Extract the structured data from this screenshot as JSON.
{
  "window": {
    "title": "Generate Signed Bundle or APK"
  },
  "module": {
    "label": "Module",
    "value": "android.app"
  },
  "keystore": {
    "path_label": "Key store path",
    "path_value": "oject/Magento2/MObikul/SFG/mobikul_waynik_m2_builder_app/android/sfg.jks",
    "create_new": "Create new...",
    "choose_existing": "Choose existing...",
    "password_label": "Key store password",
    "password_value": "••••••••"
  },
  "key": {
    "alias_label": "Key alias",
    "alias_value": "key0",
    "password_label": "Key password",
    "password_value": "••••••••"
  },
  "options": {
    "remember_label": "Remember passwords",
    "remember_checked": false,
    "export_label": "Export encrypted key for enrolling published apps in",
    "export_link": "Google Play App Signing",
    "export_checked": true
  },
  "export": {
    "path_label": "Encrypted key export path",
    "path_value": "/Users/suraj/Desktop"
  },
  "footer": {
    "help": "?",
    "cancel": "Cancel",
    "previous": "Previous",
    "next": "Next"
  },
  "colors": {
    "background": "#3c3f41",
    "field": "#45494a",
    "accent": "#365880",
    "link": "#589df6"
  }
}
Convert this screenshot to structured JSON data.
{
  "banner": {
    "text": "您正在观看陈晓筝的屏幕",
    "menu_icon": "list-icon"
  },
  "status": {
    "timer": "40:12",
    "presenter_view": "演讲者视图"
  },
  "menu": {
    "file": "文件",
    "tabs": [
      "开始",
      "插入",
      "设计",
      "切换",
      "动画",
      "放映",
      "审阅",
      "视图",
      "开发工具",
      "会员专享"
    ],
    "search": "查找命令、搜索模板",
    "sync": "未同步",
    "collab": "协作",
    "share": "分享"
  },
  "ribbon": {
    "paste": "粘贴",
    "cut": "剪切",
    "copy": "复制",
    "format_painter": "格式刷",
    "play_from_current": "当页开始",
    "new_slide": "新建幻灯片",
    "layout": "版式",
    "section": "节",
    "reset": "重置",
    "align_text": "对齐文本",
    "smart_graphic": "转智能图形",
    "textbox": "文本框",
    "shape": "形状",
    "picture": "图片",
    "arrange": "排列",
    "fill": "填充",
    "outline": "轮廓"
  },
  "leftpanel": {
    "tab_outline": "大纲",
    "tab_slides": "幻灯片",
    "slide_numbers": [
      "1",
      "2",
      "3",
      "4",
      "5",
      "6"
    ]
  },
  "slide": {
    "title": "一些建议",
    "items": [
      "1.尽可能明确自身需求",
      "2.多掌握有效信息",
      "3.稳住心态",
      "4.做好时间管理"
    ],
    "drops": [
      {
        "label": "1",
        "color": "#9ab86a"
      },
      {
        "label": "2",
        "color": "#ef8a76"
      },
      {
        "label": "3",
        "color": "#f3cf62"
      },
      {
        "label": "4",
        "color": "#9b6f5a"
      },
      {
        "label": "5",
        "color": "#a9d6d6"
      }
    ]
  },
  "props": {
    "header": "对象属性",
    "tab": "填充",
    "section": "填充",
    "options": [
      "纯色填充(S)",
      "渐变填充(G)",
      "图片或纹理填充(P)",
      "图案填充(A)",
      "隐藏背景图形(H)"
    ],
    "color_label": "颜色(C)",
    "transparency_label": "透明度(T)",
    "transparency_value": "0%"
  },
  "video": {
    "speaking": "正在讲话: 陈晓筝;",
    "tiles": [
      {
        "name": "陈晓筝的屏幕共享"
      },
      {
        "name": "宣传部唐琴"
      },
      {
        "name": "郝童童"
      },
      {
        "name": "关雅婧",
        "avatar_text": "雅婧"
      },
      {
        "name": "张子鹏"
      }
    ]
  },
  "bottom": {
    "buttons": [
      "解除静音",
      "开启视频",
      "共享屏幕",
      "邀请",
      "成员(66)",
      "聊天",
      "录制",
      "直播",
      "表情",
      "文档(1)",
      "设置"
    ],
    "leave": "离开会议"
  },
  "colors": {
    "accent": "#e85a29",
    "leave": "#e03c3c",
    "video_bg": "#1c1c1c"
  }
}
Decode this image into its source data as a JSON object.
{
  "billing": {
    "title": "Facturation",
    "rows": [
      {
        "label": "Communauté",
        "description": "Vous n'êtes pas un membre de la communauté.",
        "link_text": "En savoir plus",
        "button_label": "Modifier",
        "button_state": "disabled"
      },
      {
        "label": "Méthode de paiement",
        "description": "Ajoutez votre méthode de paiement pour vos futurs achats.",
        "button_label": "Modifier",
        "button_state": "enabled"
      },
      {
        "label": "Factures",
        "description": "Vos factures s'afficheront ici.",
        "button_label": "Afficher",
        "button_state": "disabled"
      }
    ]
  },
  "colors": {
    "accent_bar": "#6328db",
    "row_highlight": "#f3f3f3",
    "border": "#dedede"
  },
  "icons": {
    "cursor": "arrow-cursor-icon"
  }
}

### Problem statement
Extract every line of the records above that contains the word "this".

### Correct output
Extract the structured data from this screenshot as JSON.
Convert this screenshot to structured JSON data.
Decode this image into its source data as a JSON object.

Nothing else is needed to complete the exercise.